■ Prompt:
Going through the material below, please gather all lines with the word "this" in them.

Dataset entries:
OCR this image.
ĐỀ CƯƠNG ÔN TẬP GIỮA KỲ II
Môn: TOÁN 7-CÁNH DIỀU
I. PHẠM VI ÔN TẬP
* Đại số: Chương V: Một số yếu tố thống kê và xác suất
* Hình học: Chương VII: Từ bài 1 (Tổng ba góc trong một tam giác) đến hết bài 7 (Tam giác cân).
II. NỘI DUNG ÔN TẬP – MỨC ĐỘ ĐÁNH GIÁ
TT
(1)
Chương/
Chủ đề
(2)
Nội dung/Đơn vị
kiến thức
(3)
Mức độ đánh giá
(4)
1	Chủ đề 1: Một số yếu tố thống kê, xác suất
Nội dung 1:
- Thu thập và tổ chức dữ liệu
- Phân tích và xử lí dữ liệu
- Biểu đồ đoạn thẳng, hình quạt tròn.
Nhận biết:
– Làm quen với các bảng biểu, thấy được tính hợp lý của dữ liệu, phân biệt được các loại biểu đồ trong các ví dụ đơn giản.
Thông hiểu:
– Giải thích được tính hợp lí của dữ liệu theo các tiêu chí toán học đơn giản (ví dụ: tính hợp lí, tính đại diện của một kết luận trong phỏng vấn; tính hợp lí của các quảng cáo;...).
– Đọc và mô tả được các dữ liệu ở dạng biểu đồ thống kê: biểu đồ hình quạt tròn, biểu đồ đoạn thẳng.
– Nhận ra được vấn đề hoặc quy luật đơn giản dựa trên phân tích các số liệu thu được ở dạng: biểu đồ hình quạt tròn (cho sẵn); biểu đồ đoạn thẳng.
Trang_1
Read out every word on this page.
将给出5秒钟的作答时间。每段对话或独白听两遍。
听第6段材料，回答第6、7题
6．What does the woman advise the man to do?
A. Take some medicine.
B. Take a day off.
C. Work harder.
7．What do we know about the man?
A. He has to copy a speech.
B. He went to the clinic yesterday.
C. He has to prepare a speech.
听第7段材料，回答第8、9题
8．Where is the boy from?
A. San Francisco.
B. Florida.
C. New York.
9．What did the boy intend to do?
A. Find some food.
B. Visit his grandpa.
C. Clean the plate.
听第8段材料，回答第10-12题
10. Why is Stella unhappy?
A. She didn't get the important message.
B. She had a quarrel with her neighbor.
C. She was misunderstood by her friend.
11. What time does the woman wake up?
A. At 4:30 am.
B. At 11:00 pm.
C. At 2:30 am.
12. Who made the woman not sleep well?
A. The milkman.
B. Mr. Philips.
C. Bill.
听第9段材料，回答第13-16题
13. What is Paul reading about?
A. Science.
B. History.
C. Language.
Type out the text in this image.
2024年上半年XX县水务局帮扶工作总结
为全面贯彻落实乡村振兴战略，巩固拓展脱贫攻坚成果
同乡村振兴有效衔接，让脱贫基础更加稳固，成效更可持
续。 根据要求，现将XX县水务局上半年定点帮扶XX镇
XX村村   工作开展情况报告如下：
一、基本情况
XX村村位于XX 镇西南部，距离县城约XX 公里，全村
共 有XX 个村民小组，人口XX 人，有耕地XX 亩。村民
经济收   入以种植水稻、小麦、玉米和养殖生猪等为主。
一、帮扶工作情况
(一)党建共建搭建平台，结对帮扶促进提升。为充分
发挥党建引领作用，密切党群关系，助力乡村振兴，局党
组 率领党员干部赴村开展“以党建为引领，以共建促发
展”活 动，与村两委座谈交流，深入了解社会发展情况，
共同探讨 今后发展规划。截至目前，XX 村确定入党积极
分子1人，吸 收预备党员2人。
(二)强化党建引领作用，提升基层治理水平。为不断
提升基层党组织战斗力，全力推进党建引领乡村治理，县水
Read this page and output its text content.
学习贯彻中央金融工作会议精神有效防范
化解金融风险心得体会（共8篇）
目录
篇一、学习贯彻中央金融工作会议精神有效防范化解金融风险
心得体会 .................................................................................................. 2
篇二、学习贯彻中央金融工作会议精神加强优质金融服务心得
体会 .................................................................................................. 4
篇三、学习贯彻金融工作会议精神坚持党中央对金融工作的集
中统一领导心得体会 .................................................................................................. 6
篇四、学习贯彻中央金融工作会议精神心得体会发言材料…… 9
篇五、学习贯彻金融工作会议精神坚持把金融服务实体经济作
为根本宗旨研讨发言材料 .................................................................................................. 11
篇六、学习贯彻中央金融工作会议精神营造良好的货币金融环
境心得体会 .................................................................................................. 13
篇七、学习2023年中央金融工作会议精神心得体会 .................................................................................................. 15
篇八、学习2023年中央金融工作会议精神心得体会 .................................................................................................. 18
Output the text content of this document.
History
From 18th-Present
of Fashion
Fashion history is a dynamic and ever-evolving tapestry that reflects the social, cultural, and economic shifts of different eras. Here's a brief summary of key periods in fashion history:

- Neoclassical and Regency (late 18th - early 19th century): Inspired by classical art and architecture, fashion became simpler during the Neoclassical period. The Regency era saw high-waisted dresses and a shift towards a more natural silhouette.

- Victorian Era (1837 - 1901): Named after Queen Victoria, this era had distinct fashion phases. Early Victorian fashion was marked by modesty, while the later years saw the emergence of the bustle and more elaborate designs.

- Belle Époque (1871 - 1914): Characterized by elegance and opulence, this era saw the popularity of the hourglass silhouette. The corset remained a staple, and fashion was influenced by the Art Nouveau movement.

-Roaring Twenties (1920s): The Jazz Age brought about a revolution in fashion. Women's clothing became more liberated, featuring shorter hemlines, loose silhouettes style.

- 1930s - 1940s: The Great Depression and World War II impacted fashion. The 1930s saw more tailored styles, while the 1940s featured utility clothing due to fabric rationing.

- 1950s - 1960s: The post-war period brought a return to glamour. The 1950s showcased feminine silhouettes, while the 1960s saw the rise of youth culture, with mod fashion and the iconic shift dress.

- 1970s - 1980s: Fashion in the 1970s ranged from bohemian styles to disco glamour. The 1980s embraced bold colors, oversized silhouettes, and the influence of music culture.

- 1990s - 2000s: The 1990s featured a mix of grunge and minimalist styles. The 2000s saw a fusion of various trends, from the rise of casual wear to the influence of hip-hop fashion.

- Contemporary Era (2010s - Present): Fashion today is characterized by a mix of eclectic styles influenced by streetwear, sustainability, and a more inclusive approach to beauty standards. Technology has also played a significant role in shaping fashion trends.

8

■ Exercise solution:
OCR this image.
Read out every word on this page.
Type out the text in this image.
Read this page and output its text content.
Output the text content of this document.
- Victorian Era (1837 - 1901): Named after Queen Victoria, this era had distinct fashion phases. Early Victorian fashion was marked by modesty, while the later years saw the emergence of the bustle and more elaborate designs.
- Belle Époque (1871 - 1914): Characterized by elegance and opulence, this era saw the popularity of the hourglass silhouette. The corset remained a staple, and fashion was influenced by the Art Nouveau movement.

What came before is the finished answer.